═══ Given information ═══

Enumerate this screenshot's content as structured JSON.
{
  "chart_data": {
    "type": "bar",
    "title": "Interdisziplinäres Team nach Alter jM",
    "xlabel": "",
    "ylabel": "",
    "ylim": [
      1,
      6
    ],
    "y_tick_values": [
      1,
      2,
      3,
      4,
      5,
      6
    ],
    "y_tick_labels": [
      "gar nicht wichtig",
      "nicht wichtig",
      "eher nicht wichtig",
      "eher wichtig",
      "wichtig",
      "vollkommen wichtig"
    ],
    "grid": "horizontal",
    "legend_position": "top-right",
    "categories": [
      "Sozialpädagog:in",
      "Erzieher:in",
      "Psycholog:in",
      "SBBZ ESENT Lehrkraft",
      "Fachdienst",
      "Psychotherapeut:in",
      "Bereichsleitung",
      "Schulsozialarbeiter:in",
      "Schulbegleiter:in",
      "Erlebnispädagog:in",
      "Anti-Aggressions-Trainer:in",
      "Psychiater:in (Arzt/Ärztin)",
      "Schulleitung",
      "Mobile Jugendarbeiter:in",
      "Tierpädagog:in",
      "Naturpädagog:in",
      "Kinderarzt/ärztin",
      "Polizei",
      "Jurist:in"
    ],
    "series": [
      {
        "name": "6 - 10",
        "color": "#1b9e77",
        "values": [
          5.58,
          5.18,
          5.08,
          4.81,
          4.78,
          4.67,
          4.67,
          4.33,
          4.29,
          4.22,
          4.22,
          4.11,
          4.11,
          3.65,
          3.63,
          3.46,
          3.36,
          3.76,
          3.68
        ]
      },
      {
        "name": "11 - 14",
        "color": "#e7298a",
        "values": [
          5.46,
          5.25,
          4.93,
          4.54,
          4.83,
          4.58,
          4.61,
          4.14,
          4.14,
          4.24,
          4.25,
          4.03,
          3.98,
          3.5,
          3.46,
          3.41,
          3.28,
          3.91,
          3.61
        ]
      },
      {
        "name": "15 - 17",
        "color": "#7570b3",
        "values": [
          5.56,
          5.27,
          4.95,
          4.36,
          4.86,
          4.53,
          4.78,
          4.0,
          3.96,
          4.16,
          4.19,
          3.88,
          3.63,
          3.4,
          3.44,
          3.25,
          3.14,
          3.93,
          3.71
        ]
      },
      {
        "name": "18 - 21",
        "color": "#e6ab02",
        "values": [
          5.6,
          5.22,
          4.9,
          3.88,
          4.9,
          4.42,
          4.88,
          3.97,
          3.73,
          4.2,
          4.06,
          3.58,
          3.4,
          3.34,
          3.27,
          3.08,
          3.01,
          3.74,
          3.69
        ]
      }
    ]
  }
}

═══

Write the whole listing out again. Keep every line exactly as it is.

### Task answer
Enumerate this screenshot's content as structured JSON.
{
  "chart_data": {
    "type": "bar",
    "title": "Interdisziplinäres Team nach Alter jM",
    "xlabel": "",
    "ylabel": "",
    "ylim": [
      1,
      6
    ],
    "y_tick_values": [
      1,
      2,
      3,
      4,
      5,
      6
    ],
    "y_tick_labels": [
      "gar nicht wichtig",
      "nicht wichtig",
      "eher nicht wichtig",
      "eher wichtig",
      "wichtig",
      "vollkommen wichtig"
    ],
    "grid": "horizontal",
    "legend_position": "top-right",
    "categories": [
      "Sozialpädagog:in",
      "Erzieher:in",
      "Psycholog:in",
      "SBBZ ESENT Lehrkraft",
      "Fachdienst",
      "Psychotherapeut:in",
      "Bereichsleitung",
      "Schulsozialarbeiter:in",
      "Schulbegleiter:in",
      "Erlebnispädagog:in",
      "Anti-Aggressions-Trainer:in",
      "Psychiater:in (Arzt/Ärztin)",
      "Schulleitung",
      "Mobile Jugendarbeiter:in",
      "Tierpädagog:in",
      "Naturpädagog:in",
      "Kinderarzt/ärztin",
      "Polizei",
      "Jurist:in"
    ],
    "series": [
      {
        "name": "6 - 10",
        "color": "#1b9e77",
        "values": [
          5.58,
          5.18,
          5.08,
          4.81,
          4.78,
          4.67,
          4.67,
          4.33,
          4.29,
          4.22,
          4.22,
          4.11,
          4.11,
          3.65,
          3.63,
          3.46,
          3.36,
          3.76,
          3.68
        ]
      },
      {
        "name": "11 - 14",
        "color": "#e7298a",
        "values": [
          5.46,
          5.25,
          4.93,
          4.54,
          4.83,
          4.58,
          4.61,
          4.14,
          4.14,
          4.24,
          4.25,
          4.03,
          3.98,
          3.5,
          3.46,
          3.41,
          3.28,
          3.91,
          3.61
        ]
      },
      {
        "name": "15 - 17",
        "color": "#7570b3",
        "values": [
          5.56,
          5.27,
          4.95,
          4.36,
          4.86,
          4.53,
          4.78,
          4.0,
          3.96,
          4.16,
          4.19,
          3.88,
          3.63,
          3.4,
          3.44,
          3.25,
          3.14,
          3.93,
          3.71
        ]
      },
      {
        "name": "18 - 21",
        "color": "#e6ab02",
        "values": [
          5.6,
          5.22,
          4.9,
          3.88,
          4.9,
          4.42,
          4.88,
          3.97,
          3.73,
          4.2,
          4.06,
          3.58,
          3.4,
          3.34,
          3.27,
          3.08,
          3.01,
          3.74,
          3.69
        ]
      }
    ]
  }
}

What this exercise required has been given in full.